[Data items]
============================================================

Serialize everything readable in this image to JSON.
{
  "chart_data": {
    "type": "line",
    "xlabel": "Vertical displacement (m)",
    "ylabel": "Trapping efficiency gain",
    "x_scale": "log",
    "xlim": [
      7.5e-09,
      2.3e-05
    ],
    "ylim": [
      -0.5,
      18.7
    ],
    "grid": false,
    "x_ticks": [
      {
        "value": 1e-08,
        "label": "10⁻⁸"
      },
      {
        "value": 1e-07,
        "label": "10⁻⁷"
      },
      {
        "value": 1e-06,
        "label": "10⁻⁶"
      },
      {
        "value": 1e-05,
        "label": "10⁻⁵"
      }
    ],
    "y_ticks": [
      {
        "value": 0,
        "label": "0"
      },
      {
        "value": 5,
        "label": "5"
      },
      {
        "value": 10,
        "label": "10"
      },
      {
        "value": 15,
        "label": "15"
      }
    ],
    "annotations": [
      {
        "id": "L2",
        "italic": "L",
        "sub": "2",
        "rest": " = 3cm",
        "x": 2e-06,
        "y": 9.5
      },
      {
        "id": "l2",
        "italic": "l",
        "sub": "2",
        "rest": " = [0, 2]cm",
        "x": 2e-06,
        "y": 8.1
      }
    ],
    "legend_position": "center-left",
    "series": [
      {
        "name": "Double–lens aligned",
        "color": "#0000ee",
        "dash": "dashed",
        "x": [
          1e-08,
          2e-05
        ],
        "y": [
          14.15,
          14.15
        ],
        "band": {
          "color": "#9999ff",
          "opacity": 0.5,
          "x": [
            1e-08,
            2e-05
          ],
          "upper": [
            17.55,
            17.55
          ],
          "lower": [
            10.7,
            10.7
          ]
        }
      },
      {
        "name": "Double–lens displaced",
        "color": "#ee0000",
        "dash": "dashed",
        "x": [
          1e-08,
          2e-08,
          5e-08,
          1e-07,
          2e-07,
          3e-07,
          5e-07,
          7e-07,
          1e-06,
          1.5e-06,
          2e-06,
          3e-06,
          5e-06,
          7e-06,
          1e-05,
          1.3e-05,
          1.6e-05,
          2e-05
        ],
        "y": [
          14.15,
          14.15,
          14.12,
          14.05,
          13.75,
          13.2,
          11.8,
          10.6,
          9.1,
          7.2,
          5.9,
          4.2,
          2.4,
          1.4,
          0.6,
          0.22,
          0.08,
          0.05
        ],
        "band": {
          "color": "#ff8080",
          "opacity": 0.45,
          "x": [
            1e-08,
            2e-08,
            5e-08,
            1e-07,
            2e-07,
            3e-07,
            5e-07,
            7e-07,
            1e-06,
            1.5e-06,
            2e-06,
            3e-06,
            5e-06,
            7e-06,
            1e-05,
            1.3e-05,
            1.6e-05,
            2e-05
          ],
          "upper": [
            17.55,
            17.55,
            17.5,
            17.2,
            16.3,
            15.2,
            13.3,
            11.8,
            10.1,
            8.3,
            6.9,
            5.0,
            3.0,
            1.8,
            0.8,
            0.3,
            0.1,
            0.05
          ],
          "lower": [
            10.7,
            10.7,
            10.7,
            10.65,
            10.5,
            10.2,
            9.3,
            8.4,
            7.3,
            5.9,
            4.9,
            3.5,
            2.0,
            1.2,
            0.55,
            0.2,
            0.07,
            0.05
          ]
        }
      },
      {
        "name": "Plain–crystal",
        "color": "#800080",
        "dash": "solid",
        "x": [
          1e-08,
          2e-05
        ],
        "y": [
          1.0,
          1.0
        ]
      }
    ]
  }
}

============================================================

▶ **Work required**:
List every line above that contains the word "lens".

▶ **Reply to the exercise**:
        "name": "Double–lens aligned",
        "name": "Double–lens displaced",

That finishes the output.